Entries:
###
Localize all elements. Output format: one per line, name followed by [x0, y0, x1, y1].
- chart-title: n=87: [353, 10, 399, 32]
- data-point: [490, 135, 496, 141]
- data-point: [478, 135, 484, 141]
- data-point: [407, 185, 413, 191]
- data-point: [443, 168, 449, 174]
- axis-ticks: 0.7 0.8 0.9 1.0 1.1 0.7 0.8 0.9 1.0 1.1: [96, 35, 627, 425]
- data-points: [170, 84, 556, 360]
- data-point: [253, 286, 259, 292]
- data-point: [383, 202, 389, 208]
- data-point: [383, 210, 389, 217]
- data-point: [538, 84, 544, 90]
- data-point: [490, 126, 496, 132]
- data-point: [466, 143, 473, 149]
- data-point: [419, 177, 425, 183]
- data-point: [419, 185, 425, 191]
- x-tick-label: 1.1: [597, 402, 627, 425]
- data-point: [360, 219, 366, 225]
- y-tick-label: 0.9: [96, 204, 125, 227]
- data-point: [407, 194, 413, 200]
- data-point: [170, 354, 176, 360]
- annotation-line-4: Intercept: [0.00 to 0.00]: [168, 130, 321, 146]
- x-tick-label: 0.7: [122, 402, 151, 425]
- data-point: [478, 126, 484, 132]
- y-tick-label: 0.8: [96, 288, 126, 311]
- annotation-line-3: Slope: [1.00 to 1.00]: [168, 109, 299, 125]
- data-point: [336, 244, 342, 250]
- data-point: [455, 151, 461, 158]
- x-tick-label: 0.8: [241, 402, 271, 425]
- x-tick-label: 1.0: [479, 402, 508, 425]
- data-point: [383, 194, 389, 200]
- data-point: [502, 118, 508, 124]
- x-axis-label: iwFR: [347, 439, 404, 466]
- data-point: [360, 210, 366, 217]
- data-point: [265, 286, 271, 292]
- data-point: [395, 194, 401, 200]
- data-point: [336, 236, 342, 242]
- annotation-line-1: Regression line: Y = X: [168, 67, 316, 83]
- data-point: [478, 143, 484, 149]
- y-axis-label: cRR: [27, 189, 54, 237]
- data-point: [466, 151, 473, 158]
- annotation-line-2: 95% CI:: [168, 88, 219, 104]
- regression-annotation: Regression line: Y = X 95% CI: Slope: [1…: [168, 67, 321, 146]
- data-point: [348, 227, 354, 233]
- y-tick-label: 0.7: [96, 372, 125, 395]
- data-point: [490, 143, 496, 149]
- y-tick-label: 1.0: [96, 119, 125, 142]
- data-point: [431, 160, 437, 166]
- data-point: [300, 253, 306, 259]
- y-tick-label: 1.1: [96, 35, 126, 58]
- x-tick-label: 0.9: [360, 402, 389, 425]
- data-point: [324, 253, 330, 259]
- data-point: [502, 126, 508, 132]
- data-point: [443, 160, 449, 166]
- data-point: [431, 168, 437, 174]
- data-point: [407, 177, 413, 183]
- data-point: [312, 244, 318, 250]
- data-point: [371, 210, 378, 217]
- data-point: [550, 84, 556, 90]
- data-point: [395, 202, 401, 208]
###
Request:
Please reproduce the rows from the very first line through the line containing "- data-point: [407, 185, 413, 191]", inclusive, with "chart-title" changed to "figure-title" and nothing else altered. Give only those lines.

Reply:
Localize all elements. Output format: one per line, name followed by [x0, y0, x1, y1].
- figure-title: n=87: [353, 10, 399, 32]
- data-point: [490, 135, 496, 141]
- data-point: [478, 135, 484, 141]
- data-point: [407, 185, 413, 191]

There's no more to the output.